| TO DO |
In the records below, find each line with the word "study" and copy it.

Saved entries
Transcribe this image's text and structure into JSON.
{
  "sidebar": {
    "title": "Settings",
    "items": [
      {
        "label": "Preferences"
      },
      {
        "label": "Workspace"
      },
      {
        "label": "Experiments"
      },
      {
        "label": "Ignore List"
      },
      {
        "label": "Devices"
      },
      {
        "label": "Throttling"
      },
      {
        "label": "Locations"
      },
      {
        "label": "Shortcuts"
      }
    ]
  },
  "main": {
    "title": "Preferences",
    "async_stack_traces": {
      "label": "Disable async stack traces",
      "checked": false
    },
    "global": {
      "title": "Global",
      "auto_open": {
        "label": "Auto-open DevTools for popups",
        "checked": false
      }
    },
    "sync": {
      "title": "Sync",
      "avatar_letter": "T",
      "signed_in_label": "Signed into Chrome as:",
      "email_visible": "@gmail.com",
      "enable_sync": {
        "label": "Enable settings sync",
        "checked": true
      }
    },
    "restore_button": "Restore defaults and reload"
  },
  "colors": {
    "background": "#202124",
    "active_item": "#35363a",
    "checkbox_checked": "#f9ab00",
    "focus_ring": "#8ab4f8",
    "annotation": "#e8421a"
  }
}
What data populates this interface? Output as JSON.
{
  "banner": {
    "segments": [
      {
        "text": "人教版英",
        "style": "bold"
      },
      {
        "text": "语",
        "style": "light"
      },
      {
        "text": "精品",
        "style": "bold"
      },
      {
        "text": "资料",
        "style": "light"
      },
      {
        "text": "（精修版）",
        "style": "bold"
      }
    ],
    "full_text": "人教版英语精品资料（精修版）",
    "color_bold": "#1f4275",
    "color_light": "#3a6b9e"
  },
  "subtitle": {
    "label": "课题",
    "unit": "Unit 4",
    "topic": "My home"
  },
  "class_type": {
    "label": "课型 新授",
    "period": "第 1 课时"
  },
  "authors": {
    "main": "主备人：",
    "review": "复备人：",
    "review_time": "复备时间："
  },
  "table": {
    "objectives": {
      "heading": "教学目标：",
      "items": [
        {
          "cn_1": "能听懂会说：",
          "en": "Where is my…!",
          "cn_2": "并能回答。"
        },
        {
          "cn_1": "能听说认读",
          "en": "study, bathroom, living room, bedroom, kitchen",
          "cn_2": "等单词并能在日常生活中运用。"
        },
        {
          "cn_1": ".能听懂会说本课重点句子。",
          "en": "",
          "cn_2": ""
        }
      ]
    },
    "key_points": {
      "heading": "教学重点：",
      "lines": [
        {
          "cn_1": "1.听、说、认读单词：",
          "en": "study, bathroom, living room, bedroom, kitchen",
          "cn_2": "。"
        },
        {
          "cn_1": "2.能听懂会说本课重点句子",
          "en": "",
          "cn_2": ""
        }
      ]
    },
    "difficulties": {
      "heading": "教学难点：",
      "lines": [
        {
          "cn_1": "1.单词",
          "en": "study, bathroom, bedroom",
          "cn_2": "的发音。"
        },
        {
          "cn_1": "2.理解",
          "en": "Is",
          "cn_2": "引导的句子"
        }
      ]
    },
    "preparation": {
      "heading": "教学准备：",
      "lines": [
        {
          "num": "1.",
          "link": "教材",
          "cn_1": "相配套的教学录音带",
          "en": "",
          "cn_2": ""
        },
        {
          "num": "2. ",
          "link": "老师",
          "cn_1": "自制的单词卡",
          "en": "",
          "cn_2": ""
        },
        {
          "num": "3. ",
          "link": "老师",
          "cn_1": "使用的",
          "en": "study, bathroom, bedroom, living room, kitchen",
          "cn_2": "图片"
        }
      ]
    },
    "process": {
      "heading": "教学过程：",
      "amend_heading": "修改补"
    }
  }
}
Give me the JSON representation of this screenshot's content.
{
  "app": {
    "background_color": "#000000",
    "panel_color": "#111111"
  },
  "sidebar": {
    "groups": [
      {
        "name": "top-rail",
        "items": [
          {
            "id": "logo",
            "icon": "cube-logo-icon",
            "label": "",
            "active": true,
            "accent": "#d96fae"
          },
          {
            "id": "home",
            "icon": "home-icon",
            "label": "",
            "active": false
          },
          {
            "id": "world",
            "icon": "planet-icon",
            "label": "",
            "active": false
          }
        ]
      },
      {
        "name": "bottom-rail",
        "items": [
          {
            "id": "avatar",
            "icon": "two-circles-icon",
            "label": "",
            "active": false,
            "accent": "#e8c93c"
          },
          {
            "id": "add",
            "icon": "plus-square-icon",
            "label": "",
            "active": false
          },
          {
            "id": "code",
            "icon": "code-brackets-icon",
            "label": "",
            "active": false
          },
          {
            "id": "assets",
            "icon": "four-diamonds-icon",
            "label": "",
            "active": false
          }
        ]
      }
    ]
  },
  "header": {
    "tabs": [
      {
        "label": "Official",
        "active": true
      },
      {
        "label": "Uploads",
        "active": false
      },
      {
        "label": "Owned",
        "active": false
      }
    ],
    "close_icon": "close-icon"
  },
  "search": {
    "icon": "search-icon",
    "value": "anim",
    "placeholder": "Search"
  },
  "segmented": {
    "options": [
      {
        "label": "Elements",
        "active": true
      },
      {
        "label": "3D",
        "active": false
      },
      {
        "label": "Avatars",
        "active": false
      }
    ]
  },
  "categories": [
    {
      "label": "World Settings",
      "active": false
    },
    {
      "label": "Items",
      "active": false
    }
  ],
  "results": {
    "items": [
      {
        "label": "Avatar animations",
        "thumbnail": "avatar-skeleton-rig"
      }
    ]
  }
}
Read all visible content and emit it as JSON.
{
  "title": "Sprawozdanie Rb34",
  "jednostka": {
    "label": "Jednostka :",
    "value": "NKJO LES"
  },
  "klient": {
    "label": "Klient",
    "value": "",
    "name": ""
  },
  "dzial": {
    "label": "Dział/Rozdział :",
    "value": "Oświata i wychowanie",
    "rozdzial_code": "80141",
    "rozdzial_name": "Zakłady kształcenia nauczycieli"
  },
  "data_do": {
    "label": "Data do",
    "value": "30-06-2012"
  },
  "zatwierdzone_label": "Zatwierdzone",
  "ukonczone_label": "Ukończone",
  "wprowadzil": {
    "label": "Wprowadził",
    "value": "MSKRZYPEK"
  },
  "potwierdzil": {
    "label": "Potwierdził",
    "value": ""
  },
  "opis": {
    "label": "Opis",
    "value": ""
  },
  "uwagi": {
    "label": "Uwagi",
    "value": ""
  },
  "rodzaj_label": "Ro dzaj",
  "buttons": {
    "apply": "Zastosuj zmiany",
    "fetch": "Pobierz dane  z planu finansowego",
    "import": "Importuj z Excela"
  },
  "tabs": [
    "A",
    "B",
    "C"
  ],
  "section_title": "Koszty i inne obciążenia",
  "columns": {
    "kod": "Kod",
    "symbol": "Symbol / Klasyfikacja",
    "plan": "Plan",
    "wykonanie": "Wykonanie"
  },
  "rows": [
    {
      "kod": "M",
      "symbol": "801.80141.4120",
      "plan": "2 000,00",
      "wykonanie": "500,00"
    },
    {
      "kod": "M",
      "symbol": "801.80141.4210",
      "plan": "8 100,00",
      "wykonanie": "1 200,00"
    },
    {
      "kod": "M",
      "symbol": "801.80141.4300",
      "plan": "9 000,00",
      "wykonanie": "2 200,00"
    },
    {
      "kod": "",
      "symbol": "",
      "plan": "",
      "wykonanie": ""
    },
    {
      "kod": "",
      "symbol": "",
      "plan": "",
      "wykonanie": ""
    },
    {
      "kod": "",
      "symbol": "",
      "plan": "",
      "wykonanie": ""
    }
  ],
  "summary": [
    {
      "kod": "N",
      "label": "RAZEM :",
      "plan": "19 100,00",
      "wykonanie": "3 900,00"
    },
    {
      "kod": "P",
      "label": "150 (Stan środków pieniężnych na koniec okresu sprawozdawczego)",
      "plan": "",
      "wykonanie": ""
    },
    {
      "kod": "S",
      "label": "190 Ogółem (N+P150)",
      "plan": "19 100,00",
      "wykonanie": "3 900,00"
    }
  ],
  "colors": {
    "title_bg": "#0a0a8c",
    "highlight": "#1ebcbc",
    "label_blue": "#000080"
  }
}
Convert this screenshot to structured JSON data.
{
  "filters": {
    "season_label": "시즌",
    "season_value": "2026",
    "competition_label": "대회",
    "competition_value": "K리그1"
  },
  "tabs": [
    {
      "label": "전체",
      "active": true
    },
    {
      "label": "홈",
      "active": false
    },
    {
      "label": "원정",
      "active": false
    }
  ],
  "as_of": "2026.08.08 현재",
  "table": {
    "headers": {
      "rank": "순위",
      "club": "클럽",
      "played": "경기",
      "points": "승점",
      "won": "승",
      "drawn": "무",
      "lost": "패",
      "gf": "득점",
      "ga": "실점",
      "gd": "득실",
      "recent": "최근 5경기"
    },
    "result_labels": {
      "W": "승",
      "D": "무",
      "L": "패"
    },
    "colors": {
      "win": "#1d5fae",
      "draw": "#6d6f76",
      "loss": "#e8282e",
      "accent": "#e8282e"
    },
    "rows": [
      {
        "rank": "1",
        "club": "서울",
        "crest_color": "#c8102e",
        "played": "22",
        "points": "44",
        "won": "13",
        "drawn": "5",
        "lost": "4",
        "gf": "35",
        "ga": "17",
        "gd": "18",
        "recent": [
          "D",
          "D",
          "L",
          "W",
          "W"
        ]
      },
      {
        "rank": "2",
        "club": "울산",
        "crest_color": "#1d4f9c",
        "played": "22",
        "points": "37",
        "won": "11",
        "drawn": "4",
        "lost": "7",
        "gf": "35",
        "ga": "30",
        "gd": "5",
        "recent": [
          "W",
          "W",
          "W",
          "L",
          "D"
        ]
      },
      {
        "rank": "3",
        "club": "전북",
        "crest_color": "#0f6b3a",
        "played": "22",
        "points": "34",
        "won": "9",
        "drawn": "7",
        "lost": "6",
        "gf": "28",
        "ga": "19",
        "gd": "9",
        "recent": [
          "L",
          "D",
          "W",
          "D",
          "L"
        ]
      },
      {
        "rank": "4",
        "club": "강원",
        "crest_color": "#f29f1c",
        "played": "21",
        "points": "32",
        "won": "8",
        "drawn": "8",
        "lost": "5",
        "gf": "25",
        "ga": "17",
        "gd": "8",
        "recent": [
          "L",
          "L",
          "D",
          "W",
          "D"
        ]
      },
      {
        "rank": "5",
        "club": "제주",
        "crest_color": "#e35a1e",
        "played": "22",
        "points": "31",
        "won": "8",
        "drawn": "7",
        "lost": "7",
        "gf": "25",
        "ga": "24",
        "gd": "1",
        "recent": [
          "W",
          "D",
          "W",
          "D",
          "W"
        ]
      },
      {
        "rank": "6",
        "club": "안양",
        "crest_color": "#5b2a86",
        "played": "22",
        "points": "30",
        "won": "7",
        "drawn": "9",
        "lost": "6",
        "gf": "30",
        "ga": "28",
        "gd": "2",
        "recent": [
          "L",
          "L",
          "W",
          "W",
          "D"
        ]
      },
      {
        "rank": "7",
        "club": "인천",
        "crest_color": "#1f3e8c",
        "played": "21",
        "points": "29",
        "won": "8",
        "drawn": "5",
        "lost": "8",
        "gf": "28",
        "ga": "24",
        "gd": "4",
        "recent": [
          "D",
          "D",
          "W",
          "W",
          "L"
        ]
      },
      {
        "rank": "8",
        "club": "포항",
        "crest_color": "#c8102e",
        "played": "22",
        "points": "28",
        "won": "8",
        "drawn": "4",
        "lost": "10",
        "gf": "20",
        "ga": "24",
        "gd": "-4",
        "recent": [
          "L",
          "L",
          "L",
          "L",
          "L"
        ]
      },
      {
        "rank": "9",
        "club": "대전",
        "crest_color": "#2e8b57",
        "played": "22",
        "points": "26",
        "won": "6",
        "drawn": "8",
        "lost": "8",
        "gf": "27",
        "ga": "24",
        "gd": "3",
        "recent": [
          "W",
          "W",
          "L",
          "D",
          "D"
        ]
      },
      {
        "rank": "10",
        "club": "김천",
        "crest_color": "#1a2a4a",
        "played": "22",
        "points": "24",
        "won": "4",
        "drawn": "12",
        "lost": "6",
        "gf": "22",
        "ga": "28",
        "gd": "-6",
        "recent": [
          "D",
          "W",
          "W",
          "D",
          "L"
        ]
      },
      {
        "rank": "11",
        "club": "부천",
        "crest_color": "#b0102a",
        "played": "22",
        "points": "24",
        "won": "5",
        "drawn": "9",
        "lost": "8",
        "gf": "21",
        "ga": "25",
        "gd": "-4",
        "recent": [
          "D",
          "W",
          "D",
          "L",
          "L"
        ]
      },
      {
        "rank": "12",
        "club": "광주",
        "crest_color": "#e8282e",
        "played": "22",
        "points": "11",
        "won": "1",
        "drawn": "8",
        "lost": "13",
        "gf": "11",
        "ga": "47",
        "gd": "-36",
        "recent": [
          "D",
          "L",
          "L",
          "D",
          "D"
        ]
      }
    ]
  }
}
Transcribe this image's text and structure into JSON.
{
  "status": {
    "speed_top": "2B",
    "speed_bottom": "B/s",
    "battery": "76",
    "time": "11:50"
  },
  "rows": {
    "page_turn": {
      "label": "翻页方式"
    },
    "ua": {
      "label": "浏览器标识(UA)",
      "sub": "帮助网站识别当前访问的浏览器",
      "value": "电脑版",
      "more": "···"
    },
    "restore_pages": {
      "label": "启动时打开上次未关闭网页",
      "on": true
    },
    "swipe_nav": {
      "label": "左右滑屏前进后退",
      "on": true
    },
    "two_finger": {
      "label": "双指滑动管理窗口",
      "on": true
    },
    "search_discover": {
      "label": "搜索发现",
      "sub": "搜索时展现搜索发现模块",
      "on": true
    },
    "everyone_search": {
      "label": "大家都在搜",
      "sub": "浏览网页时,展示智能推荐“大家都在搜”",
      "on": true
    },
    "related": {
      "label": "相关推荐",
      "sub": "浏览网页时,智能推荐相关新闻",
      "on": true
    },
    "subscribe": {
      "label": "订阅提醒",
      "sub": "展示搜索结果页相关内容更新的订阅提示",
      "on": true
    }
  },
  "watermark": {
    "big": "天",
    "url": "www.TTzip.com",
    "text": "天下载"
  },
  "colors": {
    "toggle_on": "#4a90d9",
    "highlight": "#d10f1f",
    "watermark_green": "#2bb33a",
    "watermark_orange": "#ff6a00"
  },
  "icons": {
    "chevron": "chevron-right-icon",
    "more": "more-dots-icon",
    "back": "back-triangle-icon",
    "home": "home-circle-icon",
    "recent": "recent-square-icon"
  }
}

| EXERCISE RESULT |
          "en": "study, bathroom, living room, bedroom, kitchen",
          "en": "study, bathroom, living room, bedroom, kitchen",
          "en": "study, bathroom, bedroom",
          "en": "study, bathroom, bedroom, living room, kitchen",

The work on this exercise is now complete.